» DATASET:
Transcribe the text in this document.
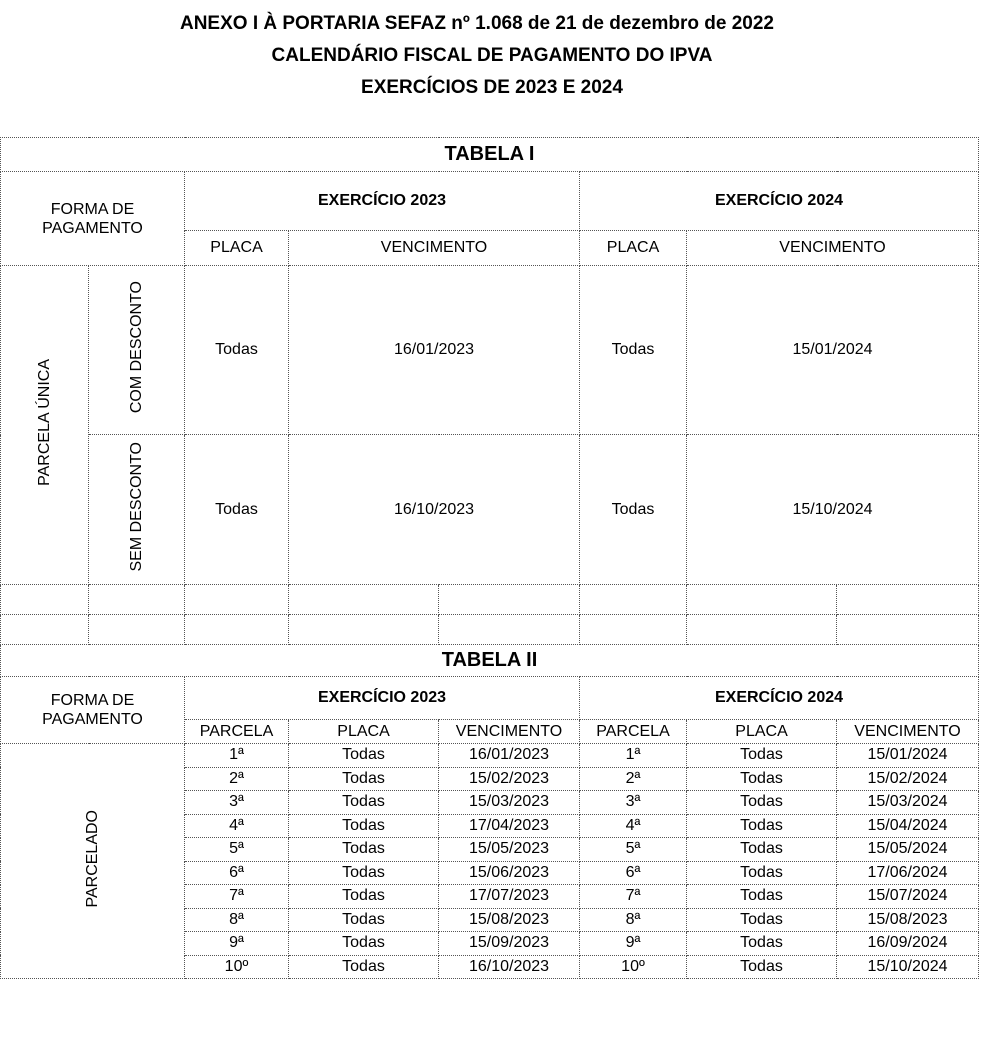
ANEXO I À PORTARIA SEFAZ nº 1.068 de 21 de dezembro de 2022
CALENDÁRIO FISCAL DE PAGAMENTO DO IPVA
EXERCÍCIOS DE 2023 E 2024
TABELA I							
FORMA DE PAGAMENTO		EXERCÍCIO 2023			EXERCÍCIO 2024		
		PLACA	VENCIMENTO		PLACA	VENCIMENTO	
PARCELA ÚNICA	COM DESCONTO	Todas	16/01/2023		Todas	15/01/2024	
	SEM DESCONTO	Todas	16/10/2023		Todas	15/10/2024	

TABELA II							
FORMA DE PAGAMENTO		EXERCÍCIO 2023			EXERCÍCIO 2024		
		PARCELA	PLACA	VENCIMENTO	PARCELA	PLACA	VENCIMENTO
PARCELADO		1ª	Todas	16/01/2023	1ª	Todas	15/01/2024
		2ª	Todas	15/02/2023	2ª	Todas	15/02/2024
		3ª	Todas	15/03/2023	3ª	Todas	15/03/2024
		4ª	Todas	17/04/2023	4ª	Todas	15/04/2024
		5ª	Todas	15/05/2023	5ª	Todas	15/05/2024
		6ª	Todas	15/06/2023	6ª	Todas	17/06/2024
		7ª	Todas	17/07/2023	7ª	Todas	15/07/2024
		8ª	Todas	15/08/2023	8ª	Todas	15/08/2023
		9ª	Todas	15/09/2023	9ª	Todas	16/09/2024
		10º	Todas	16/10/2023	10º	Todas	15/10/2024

» YOUR GOAL: All of the material above needs to be restated exactly, with no pictures.

» EXERCISE RESPONSE:
Transcribe the text in this document.
ANEXO I À PORTARIA SEFAZ nº 1.068 de 21 de dezembro de 2022
CALENDÁRIO FISCAL DE PAGAMENTO DO IPVA
EXERCÍCIOS DE 2023 E 2024
TABELA I							
FORMA DE PAGAMENTO		EXERCÍCIO 2023			EXERCÍCIO 2024		
		PLACA	VENCIMENTO		PLACA	VENCIMENTO	
PARCELA ÚNICA	COM DESCONTO	Todas	16/01/2023		Todas	15/01/2024	
	SEM DESCONTO	Todas	16/10/2023		Todas	15/10/2024	

TABELA II							
FORMA DE PAGAMENTO		EXERCÍCIO 2023			EXERCÍCIO 2024		
		PARCELA	PLACA	VENCIMENTO	PARCELA	PLACA	VENCIMENTO
PARCELADO		1ª	Todas	16/01/2023	1ª	Todas	15/01/2024
		2ª	Todas	15/02/2023	2ª	Todas	15/02/2024
		3ª	Todas	15/03/2023	3ª	Todas	15/03/2024
		4ª	Todas	17/04/2023	4ª	Todas	15/04/2024
		5ª	Todas	15/05/2023	5ª	Todas	15/05/2024
		6ª	Todas	15/06/2023	6ª	Todas	17/06/2024
		7ª	Todas	17/07/2023	7ª	Todas	15/07/2024
		8ª	Todas	15/08/2023	8ª	Todas	15/08/2023
		9ª	Todas	15/09/2023	9ª	Todas	16/09/2024
		10º	Todas	16/10/2023	10º	Todas	15/10/2024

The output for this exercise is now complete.